### Supplied records ###

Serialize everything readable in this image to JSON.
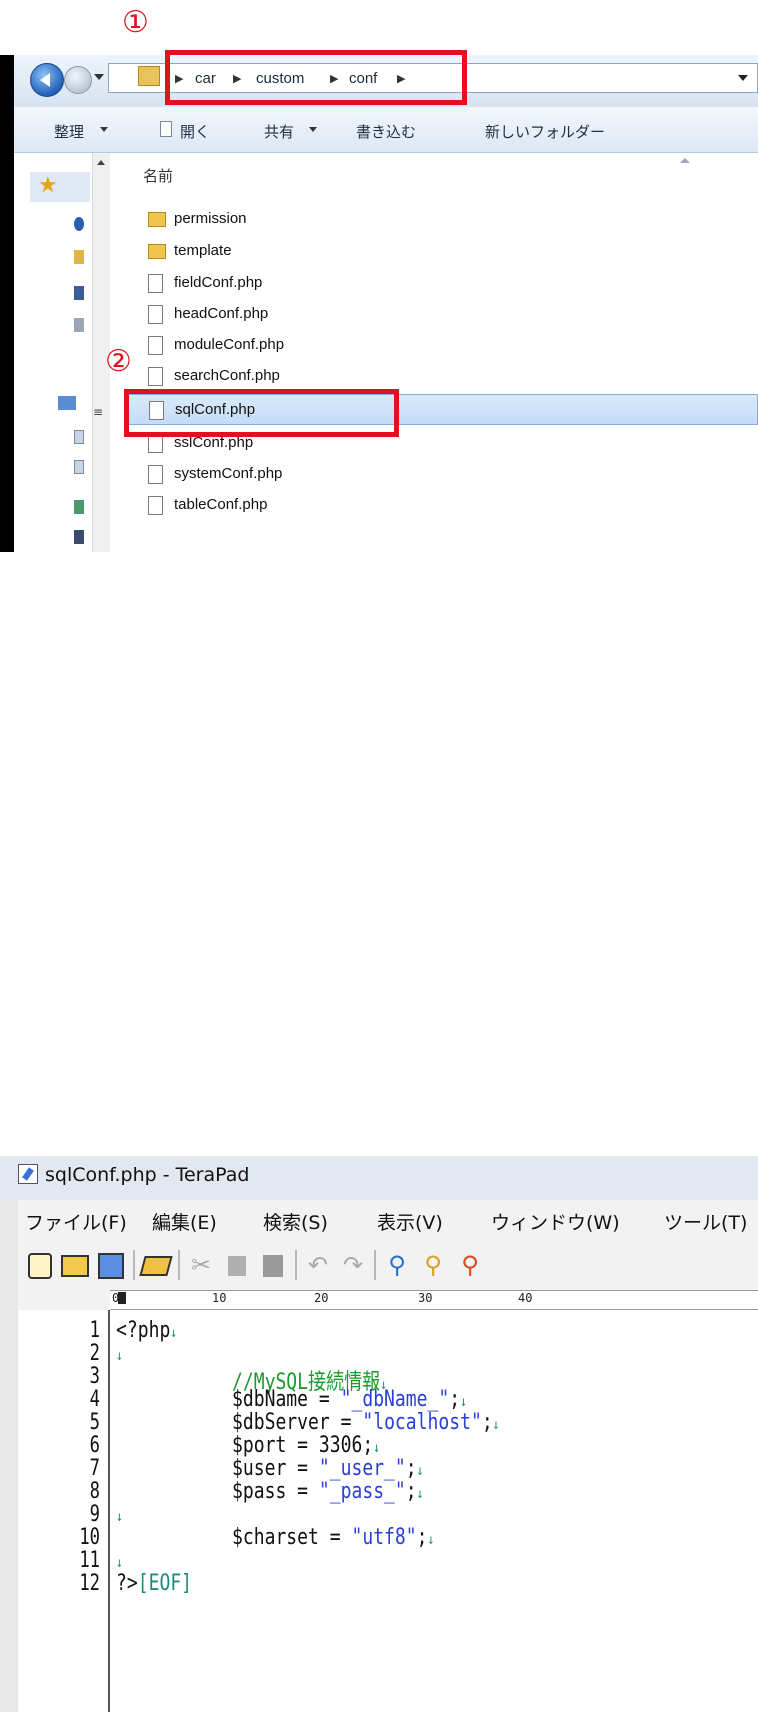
{
  "explorer": {
    "breadcrumb": [
      "car",
      "custom",
      "conf"
    ],
    "toolbar": {
      "organize": "整理",
      "open": "開く",
      "share": "共有",
      "burn": "書き込む",
      "new_folder": "新しいフォルダー"
    },
    "column_header": "名前",
    "files": [
      {
        "name": "permission",
        "type": "folder"
      },
      {
        "name": "template",
        "type": "folder"
      },
      {
        "name": "fieldConf.php",
        "type": "file"
      },
      {
        "name": "headConf.php",
        "type": "file"
      },
      {
        "name": "moduleConf.php",
        "type": "file"
      },
      {
        "name": "searchConf.php",
        "type": "file"
      },
      {
        "name": "sqlConf.php",
        "type": "file",
        "selected": true
      },
      {
        "name": "sslConf.php",
        "type": "file"
      },
      {
        "name": "systemConf.php",
        "type": "file"
      },
      {
        "name": "tableConf.php",
        "type": "file"
      }
    ]
  },
  "annotations": {
    "step1": "①",
    "step2": "②",
    "color": "#e3101d"
  },
  "terapad": {
    "title": "sqlConf.php - TeraPad",
    "menu": [
      "ファイル(F)",
      "編集(E)",
      "検索(S)",
      "表示(V)",
      "ウィンドウ(W)",
      "ツール(T)"
    ],
    "ruler_labels": [
      "0",
      "10",
      "20",
      "30",
      "40"
    ],
    "line_numbers": [
      "1",
      "2",
      "3",
      "4",
      "5",
      "6",
      "7",
      "8",
      "9",
      "10",
      "11",
      "12"
    ],
    "code": {
      "l1": "<?php",
      "l3_comment": "//MySQL接続情報",
      "l4_var": "$dbName = ",
      "l4_str": "\"_dbName_\"",
      "l5_var": "$dbServer = ",
      "l5_str": "\"localhost\"",
      "l6": "$port = 3306;",
      "l7_var": "$user = ",
      "l7_str": "\"_user_\"",
      "l8_var": "$pass = ",
      "l8_str": "\"_pass_\"",
      "l10_var": "$charset = ",
      "l10_str": "\"utf8\"",
      "l12": "?>",
      "eof": "[EOF]",
      "semicolon": ";",
      "eol_mark": "↓"
    },
    "toolbar_icons": [
      "new-file-icon",
      "open-folder-icon",
      "save-icon",
      "print-icon",
      "cut-icon",
      "copy-icon",
      "paste-icon",
      "undo-icon",
      "redo-icon",
      "find-icon",
      "find-next-icon",
      "replace-icon"
    ]
  }
}
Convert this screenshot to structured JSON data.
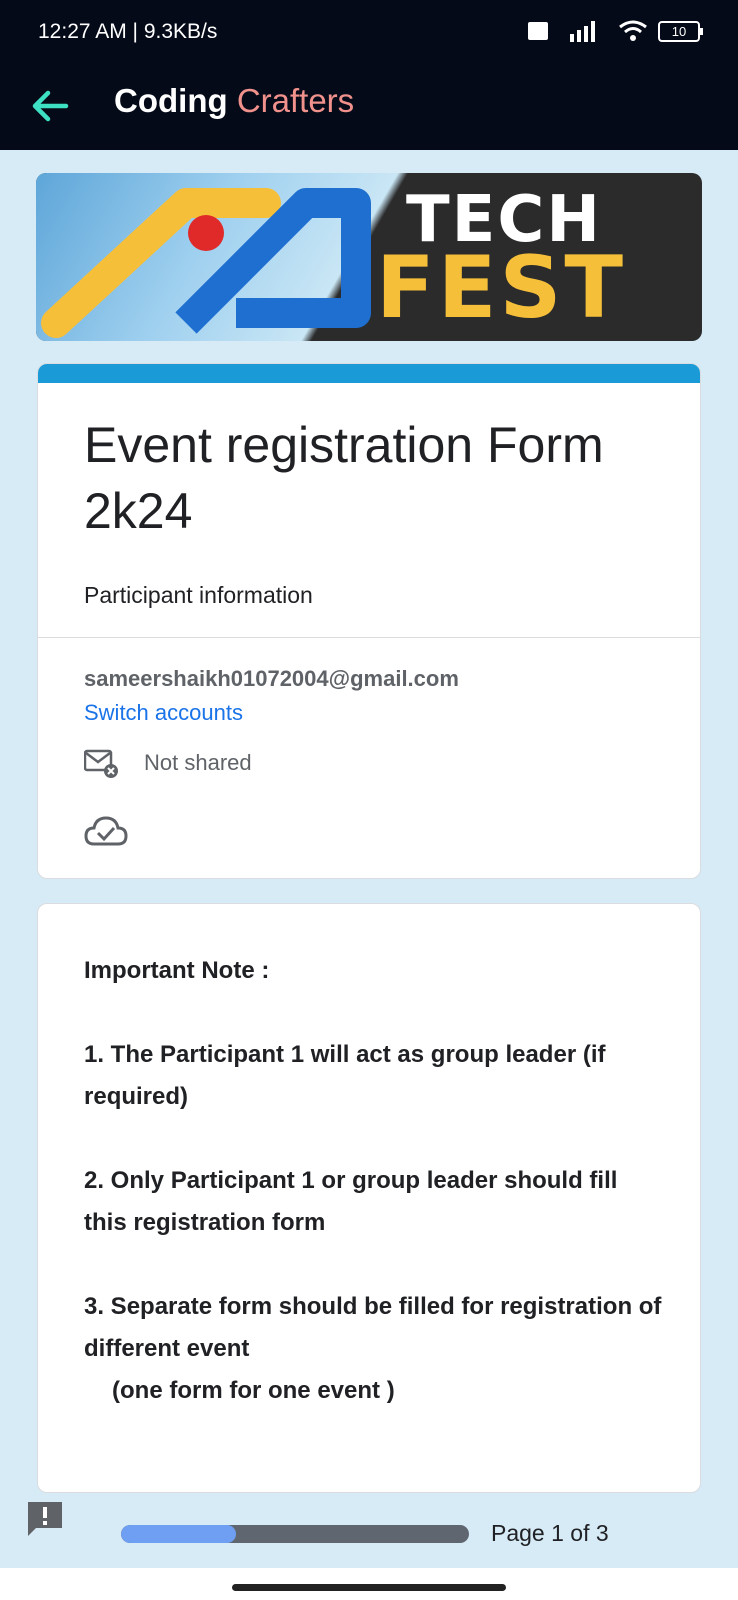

###

Go through the listing above and write it all out exactly, leaving out any picture.

Serialize everything readable in this image to JSON.
{
  "explorer": {
    "breadcrumb": [
      "car",
      "custom",
      "conf"
    ],
    "toolbar": {
      "organize": "整理",
      "open": "開く",
      "share": "共有",
      "burn": "書き込む",
      "new_folder": "新しいフォルダー"
    },
    "column_header": "名前",
    "files": [
      {
        "name": "permission",
        "type": "folder"
      },
      {
        "name": "template",
        "type": "folder"
      },
      {
        "name": "fieldConf.php",
        "type": "file"
      },
      {
        "name": "headConf.php",
        "type": "file"
      },
      {
        "name": "moduleConf.php",
        "type": "file"
      },
      {
        "name": "searchConf.php",
        "type": "file"
      },
      {
        "name": "sqlConf.php",
        "type": "file",
        "selected": true
      },
      {
        "name": "sslConf.php",
        "type": "file"
      },
      {
        "name": "systemConf.php",
        "type": "file"
      },
      {
        "name": "tableConf.php",
        "type": "file"
      }
    ]
  },
  "annotations": {
    "step1": "①",
    "step2": "②",
    "color": "#e3101d"
  },
  "terapad": {
    "title": "sqlConf.php - TeraPad",
    "menu": [
      "ファイル(F)",
      "編集(E)",
      "検索(S)",
      "表示(V)",
      "ウィンドウ(W)",
      "ツール(T)"
    ],
    "ruler_labels": [
      "0",
      "10",
      "20",
      "30",
      "40"
    ],
    "line_numbers": [
      "1",
      "2",
      "3",
      "4",
      "5",
      "6",
      "7",
      "8",
      "9",
      "10",
      "11",
      "12"
    ],
    "code": {
      "l1": "<?php",
      "l3_comment": "//MySQL接続情報",
      "l4_var": "$dbName = ",
      "l4_str": "\"_dbName_\"",
      "l5_var": "$dbServer = ",
      "l5_str": "\"localhost\"",
      "l6": "$port = 3306;",
      "l7_var": "$user = ",
      "l7_str": "\"_user_\"",
      "l8_var": "$pass = ",
      "l8_str": "\"_pass_\"",
      "l10_var": "$charset = ",
      "l10_str": "\"utf8\"",
      "l12": "?>",
      "eof": "[EOF]",
      "semicolon": ";",
      "eol_mark": "↓"
    },
    "toolbar_icons": [
      "new-file-icon",
      "open-folder-icon",
      "save-icon",
      "print-icon",
      "cut-icon",
      "copy-icon",
      "paste-icon",
      "undo-icon",
      "redo-icon",
      "find-icon",
      "find-next-icon",
      "replace-icon"
    ]
  }
}
Convert this screenshot to structured JSON data.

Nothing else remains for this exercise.